◆ **SOURCE RECORDS**:
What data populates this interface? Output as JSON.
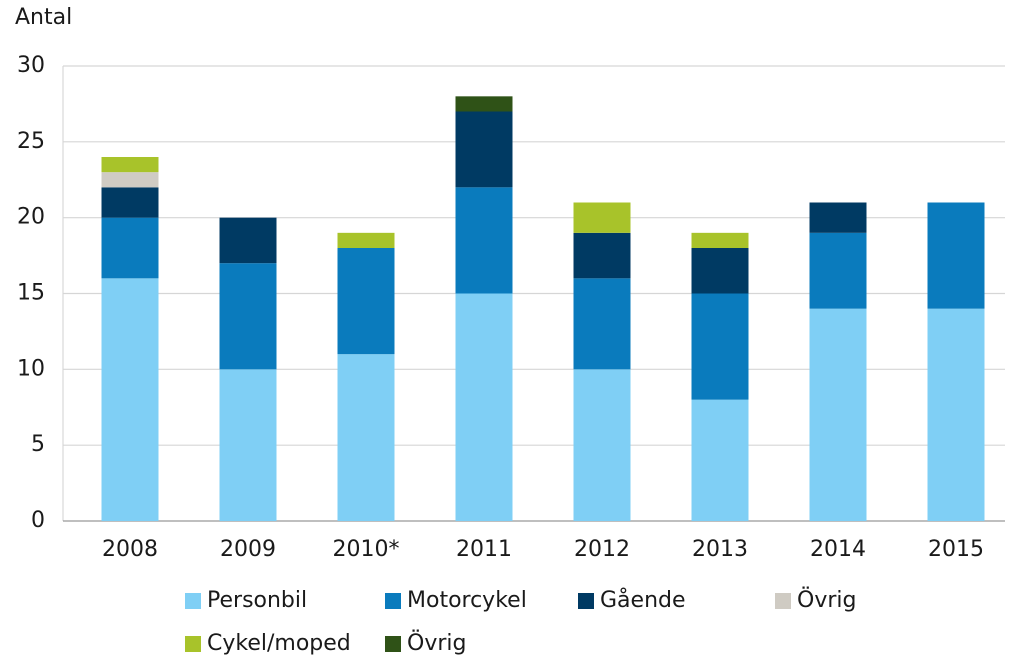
{
  "chart_data": {
    "type": "stacked_bar",
    "y_label": "Antal",
    "categories": [
      "2008",
      "2009",
      "2010*",
      "2011",
      "2012",
      "2013",
      "2014",
      "2015"
    ],
    "series": [
      {
        "name": "Personbil",
        "color": "#7fcff5",
        "values": [
          16,
          10,
          11,
          15,
          10,
          8,
          14,
          14
        ]
      },
      {
        "name": "Motorcykel",
        "color": "#0a7bbd",
        "values": [
          4,
          7,
          7,
          7,
          6,
          7,
          5,
          7
        ]
      },
      {
        "name": "Gående",
        "color": "#003a63",
        "values": [
          2,
          3,
          0,
          5,
          3,
          3,
          2,
          0
        ]
      },
      {
        "name": "Övrig",
        "color": "#cfcbc3",
        "values": [
          1,
          0,
          0,
          0,
          0,
          0,
          0,
          0
        ]
      },
      {
        "name": "Cykel/moped",
        "color": "#a8c32a",
        "values": [
          1,
          0,
          1,
          0,
          2,
          1,
          0,
          0
        ]
      },
      {
        "name": "Övrig",
        "color": "#2f5217",
        "values": [
          0,
          0,
          0,
          1,
          0,
          0,
          0,
          0
        ]
      }
    ],
    "ylim": [
      0,
      30
    ],
    "yticks": [
      0,
      5,
      10,
      15,
      20,
      25,
      30
    ],
    "grid": true
  }
}
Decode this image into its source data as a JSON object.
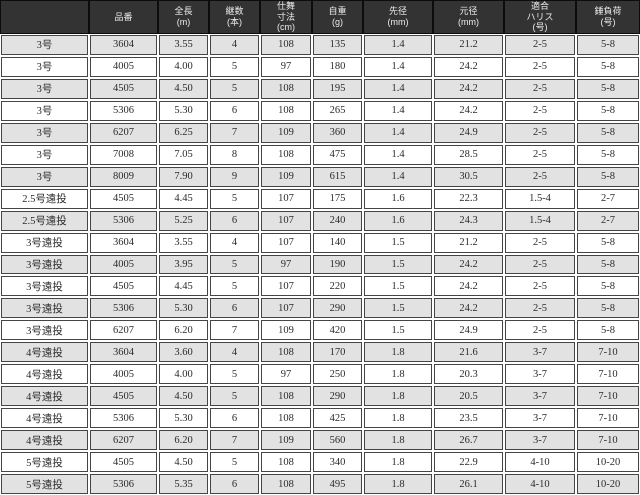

◆ **STATED TASK**: All records above are to be printed exactly, minus the pictures they contain.

◆ **THE COMPLETED TASK**:
What data populates this interface? Output as JSON.
{
  "chart_data": {
    "type": "stacked_bar",
    "y_label": "Antal",
    "categories": [
      "2008",
      "2009",
      "2010*",
      "2011",
      "2012",
      "2013",
      "2014",
      "2015"
    ],
    "series": [
      {
        "name": "Personbil",
        "color": "#7fcff5",
        "values": [
          16,
          10,
          11,
          15,
          10,
          8,
          14,
          14
        ]
      },
      {
        "name": "Motorcykel",
        "color": "#0a7bbd",
        "values": [
          4,
          7,
          7,
          7,
          6,
          7,
          5,
          7
        ]
      },
      {
        "name": "Gående",
        "color": "#003a63",
        "values": [
          2,
          3,
          0,
          5,
          3,
          3,
          2,
          0
        ]
      },
      {
        "name": "Övrig",
        "color": "#cfcbc3",
        "values": [
          1,
          0,
          0,
          0,
          0,
          0,
          0,
          0
        ]
      },
      {
        "name": "Cykel/moped",
        "color": "#a8c32a",
        "values": [
          1,
          0,
          1,
          0,
          2,
          1,
          0,
          0
        ]
      },
      {
        "name": "Övrig",
        "color": "#2f5217",
        "values": [
          0,
          0,
          0,
          1,
          0,
          0,
          0,
          0
        ]
      }
    ],
    "ylim": [
      0,
      30
    ],
    "yticks": [
      0,
      5,
      10,
      15,
      20,
      25,
      30
    ],
    "grid": true
  }
}
Decode this image into its source data as a JSON object.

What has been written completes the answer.